Problem description:
Across all the lines below, how many contain the string "Индивидуальный"? Please reply with the number only.

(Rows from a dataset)
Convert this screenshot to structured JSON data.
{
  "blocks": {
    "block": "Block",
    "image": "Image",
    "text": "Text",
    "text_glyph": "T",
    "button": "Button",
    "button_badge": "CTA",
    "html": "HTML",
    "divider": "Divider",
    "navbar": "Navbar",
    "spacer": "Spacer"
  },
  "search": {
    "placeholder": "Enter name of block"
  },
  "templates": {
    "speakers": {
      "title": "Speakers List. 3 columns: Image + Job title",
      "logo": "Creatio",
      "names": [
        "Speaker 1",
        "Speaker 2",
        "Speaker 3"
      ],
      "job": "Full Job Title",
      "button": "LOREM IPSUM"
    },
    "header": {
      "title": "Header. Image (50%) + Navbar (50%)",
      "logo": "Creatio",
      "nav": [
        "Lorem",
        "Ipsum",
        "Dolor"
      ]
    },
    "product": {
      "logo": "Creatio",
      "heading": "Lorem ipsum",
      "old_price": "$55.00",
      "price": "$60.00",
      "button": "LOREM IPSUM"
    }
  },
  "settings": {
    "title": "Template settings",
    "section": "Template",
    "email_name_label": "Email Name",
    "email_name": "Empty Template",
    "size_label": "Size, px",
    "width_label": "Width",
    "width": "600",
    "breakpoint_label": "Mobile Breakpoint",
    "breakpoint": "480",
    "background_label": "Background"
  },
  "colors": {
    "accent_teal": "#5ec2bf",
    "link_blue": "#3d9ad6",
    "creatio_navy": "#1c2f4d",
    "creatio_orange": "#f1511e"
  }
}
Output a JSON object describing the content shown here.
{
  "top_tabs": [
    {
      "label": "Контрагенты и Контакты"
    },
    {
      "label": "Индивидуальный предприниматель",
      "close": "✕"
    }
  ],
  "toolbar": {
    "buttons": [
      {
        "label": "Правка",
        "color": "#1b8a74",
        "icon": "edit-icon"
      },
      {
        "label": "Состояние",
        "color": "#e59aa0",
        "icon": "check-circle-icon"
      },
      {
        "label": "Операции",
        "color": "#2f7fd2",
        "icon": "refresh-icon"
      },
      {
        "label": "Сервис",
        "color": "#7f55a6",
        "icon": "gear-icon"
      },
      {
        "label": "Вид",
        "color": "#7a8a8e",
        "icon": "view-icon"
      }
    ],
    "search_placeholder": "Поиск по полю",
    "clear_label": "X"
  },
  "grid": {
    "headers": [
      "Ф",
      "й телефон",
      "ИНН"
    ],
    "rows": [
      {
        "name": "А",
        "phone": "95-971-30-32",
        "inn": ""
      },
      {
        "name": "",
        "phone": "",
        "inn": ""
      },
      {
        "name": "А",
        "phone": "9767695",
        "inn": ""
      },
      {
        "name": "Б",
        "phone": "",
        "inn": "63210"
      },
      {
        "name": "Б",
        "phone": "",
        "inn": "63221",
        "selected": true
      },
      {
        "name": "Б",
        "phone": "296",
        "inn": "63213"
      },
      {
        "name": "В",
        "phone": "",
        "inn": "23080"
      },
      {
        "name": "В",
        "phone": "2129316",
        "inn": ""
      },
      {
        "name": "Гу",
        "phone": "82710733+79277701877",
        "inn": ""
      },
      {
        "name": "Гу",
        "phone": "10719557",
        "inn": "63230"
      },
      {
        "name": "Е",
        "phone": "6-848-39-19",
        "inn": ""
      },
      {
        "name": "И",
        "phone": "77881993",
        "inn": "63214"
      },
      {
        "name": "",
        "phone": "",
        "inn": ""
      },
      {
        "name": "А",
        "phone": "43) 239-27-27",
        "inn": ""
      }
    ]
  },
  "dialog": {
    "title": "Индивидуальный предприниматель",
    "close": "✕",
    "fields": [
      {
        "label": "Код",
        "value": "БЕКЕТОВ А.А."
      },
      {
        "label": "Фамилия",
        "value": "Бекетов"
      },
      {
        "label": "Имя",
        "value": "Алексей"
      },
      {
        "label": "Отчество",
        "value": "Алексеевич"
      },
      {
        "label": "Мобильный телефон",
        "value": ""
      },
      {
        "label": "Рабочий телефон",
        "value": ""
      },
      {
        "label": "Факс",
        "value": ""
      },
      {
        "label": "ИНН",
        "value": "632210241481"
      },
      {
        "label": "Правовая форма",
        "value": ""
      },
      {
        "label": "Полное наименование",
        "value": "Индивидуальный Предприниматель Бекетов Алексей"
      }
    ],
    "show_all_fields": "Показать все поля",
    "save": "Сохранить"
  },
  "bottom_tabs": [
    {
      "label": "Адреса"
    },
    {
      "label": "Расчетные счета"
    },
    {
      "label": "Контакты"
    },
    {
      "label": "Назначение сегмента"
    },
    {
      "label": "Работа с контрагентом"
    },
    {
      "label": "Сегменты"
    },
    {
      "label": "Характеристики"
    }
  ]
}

The result:
3